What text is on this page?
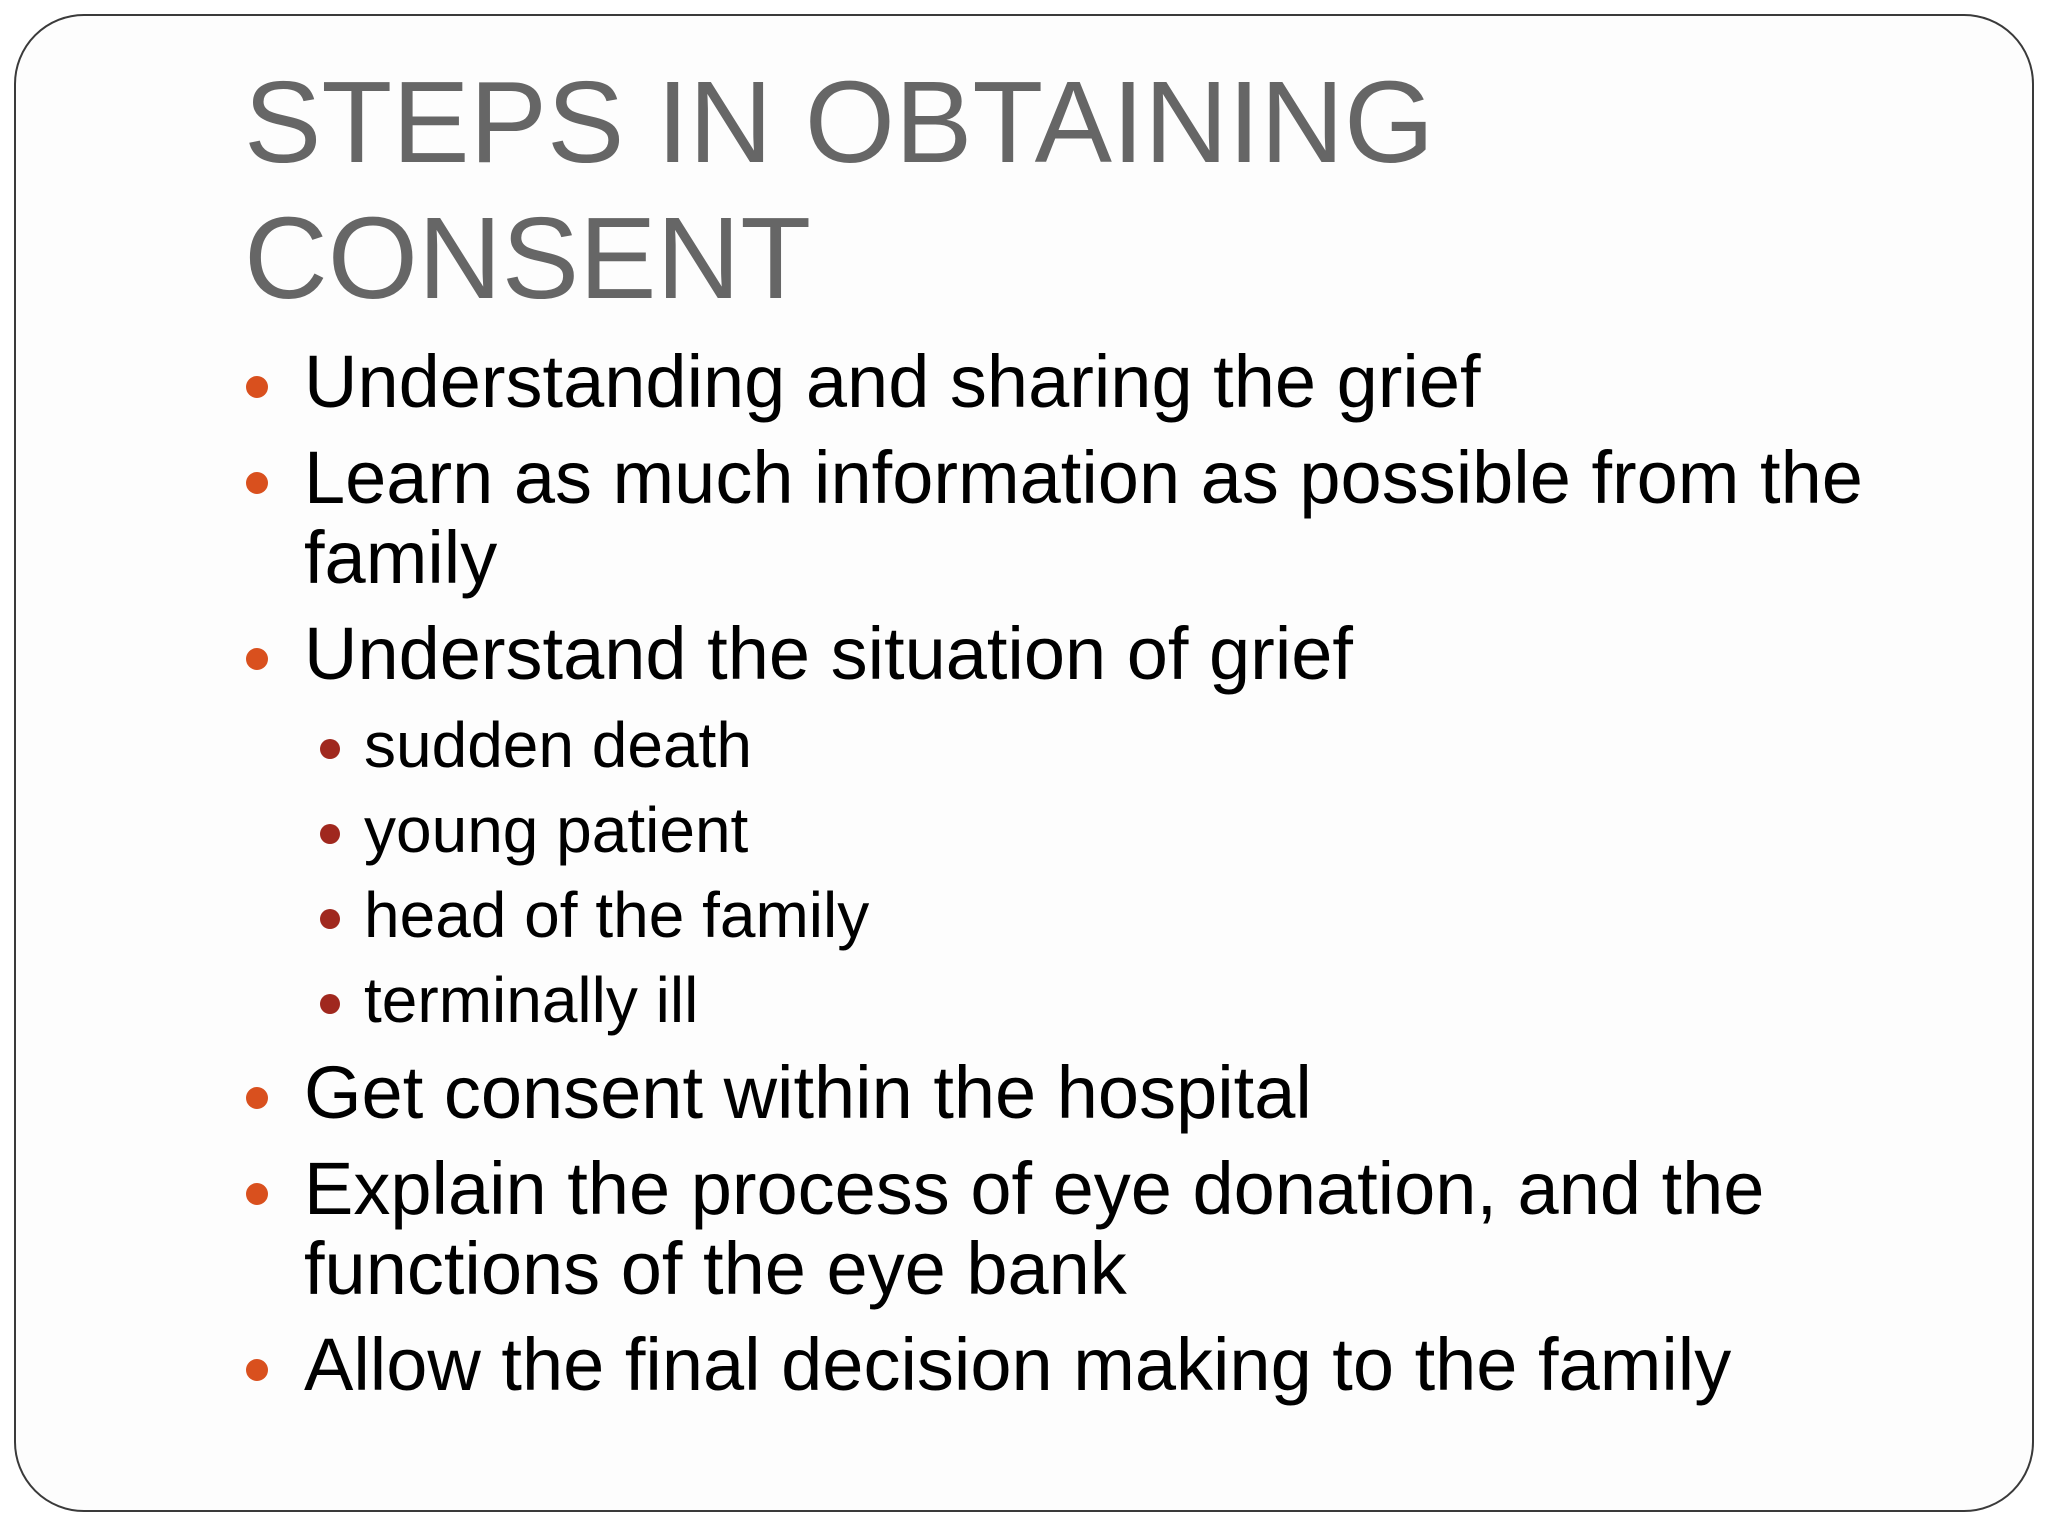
STEPS IN OBTAINING CONSENT
Understanding and sharing the grief
Learn as much information as possible from the family
Understand the situation of grief
sudden death
young patient
head of the family
terminally ill
Get consent within the hospital
Explain the process of eye donation, and the functions of the eye bank
Allow the final decision making to the family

········

From the material above, copy everything exactly but the pictures.

TASK RESPONSE
What text is on this page?
STEPS IN OBTAINING CONSENT
Understanding and sharing the grief
Learn as much information as possible from the family
Understand the situation of grief
sudden death
young patient
head of the family
terminally ill
Get consent within the hospital
Explain the process of eye donation, and the functions of the eye bank
Allow the final decision making to the family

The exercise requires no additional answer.